Set problem => Lines that hold the word "Enter" should be located and copied.

Excerpted records =>
┏━━

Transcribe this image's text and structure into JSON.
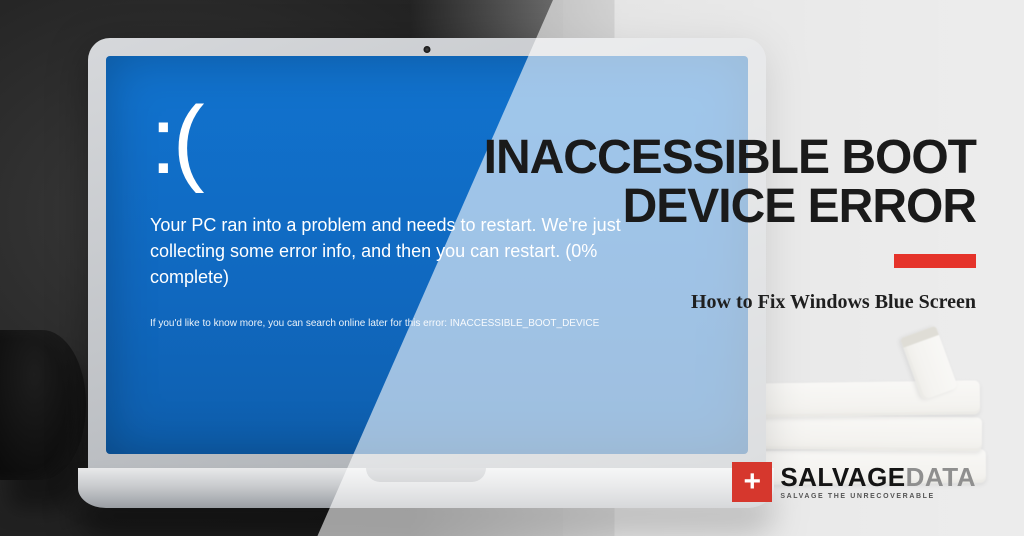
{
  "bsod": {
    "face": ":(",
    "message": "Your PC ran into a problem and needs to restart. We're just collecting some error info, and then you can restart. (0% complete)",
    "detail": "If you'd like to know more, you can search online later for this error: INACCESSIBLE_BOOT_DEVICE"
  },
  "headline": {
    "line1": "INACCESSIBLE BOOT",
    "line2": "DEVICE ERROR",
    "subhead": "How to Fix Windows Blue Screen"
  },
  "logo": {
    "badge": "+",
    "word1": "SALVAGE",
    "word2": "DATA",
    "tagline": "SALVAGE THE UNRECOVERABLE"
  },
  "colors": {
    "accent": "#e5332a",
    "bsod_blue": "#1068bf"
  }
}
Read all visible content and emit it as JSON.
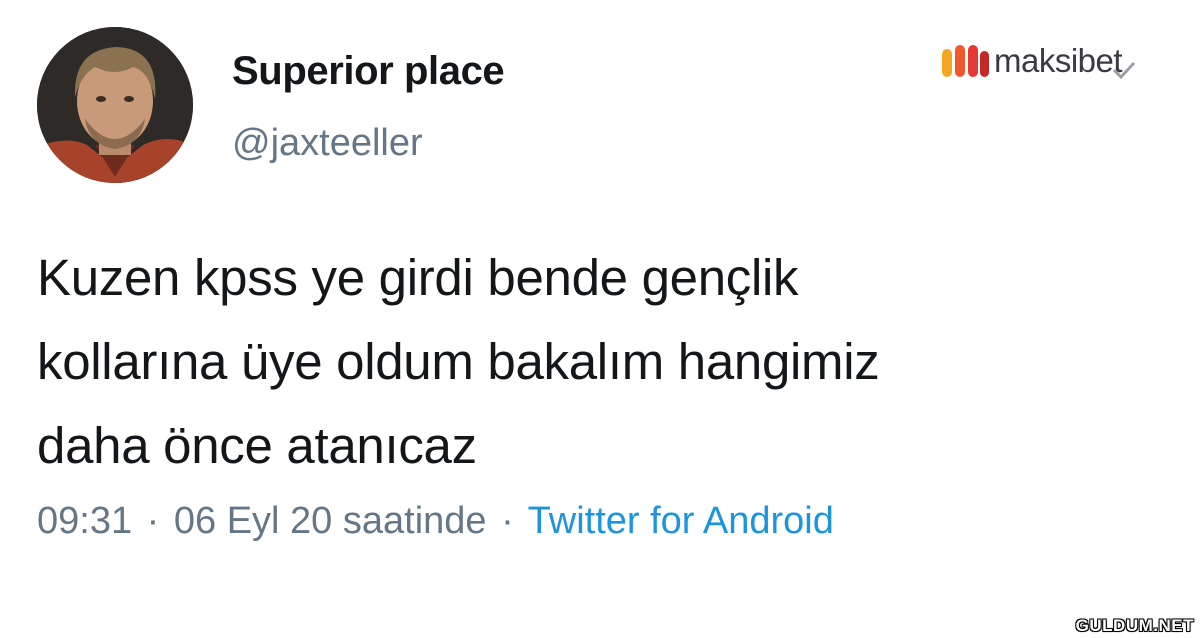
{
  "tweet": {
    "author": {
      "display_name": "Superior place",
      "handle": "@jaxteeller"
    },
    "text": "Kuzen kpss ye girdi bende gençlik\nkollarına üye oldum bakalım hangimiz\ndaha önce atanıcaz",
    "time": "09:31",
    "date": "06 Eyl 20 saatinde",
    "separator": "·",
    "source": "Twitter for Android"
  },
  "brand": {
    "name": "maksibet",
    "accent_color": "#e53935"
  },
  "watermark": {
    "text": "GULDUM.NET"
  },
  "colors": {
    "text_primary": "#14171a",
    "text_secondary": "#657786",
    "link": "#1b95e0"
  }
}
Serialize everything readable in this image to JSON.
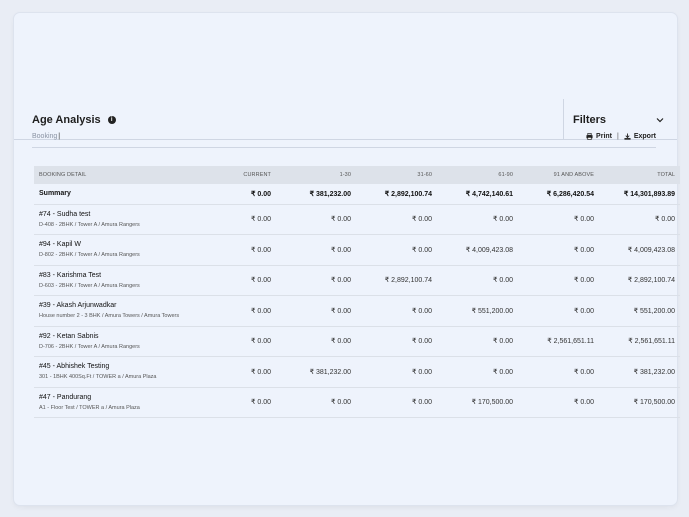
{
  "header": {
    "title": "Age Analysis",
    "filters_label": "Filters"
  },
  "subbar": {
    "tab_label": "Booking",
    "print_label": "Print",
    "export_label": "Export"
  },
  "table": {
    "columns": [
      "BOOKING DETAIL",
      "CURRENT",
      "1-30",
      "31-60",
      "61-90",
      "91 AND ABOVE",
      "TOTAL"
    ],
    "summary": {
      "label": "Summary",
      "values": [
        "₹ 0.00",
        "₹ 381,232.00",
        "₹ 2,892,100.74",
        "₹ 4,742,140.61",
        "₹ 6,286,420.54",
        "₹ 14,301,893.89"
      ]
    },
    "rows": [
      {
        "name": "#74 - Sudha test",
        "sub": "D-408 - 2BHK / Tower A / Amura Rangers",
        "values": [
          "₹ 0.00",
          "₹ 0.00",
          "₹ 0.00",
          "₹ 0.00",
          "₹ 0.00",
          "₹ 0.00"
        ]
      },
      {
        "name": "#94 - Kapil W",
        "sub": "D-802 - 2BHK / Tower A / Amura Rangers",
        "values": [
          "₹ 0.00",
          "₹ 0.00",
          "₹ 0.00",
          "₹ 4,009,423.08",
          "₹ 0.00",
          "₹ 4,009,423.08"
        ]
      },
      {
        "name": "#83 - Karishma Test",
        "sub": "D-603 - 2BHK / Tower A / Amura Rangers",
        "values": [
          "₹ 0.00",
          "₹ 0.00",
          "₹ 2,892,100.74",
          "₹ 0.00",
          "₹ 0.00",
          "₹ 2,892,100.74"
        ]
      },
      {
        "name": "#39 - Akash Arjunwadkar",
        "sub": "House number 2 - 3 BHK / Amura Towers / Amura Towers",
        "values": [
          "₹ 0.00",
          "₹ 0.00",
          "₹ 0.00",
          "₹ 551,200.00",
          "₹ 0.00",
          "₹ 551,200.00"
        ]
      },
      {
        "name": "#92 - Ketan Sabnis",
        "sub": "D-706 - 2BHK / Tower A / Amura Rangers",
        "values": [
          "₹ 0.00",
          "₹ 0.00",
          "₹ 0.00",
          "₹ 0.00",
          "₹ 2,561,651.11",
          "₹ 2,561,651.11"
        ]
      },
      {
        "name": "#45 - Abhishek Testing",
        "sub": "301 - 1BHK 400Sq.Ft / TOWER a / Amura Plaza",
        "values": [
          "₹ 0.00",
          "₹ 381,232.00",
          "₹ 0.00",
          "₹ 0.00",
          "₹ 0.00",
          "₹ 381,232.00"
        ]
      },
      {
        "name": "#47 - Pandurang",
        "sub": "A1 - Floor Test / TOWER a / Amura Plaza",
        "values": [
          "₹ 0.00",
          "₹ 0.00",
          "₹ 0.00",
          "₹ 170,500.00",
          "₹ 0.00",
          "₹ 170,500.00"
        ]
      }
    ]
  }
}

┗━━
┏━━

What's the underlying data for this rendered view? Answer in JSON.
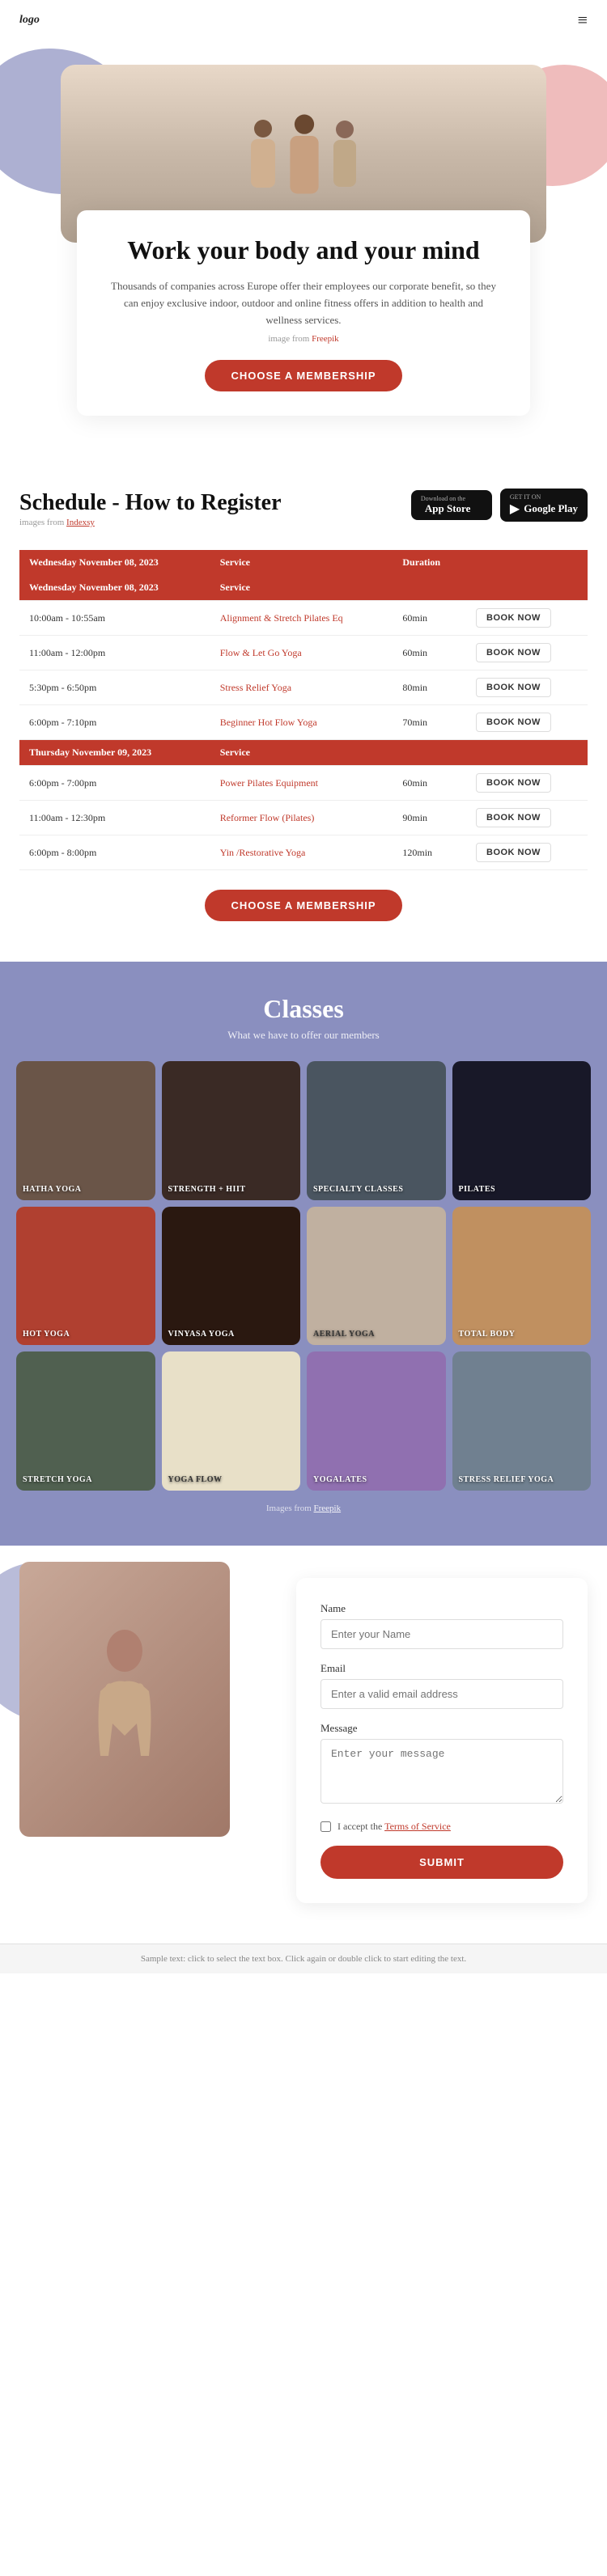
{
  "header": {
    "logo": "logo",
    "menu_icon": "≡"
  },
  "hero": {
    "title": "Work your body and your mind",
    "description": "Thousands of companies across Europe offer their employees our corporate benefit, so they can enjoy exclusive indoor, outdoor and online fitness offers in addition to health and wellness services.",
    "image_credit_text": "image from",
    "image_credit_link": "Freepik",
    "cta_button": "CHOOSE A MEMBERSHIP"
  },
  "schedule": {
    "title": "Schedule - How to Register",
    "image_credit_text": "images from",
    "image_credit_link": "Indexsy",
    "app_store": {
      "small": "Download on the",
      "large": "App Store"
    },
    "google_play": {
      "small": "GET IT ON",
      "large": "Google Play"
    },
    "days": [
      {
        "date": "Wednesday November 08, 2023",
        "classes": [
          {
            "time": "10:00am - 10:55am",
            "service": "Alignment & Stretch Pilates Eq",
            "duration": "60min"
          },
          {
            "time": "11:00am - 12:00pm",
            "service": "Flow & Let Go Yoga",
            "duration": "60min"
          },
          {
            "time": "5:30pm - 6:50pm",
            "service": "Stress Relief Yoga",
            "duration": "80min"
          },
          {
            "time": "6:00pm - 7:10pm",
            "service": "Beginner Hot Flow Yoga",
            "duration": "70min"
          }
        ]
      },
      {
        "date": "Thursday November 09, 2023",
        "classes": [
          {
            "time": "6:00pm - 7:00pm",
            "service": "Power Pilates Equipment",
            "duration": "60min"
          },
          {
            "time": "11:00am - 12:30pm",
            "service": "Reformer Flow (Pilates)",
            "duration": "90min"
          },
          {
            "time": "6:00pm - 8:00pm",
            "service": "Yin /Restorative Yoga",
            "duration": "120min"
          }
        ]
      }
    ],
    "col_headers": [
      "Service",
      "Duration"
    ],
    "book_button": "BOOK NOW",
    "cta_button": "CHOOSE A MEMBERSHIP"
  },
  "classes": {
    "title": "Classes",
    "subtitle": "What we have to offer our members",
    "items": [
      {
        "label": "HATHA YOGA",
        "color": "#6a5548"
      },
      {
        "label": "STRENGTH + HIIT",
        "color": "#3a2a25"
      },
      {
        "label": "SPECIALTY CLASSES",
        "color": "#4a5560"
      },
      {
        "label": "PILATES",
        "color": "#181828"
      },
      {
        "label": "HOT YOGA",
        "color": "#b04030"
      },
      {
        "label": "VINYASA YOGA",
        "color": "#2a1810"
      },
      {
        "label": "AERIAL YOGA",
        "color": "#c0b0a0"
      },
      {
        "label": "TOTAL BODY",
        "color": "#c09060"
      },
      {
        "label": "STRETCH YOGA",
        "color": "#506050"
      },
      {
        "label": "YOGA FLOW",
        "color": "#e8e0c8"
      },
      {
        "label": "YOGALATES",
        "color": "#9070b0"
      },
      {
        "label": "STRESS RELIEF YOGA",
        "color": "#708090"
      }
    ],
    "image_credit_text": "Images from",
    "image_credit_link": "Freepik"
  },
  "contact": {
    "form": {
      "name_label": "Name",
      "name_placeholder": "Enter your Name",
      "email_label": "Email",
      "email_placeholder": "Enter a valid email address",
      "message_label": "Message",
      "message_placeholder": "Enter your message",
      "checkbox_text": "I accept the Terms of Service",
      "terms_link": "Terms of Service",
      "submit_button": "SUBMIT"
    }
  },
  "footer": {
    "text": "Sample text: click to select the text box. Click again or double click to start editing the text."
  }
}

┗━━

Task response =>
      "name_placeholder": "Enter your Name",
      "email_placeholder": "Enter a valid email address",
      "message_placeholder": "Enter your message",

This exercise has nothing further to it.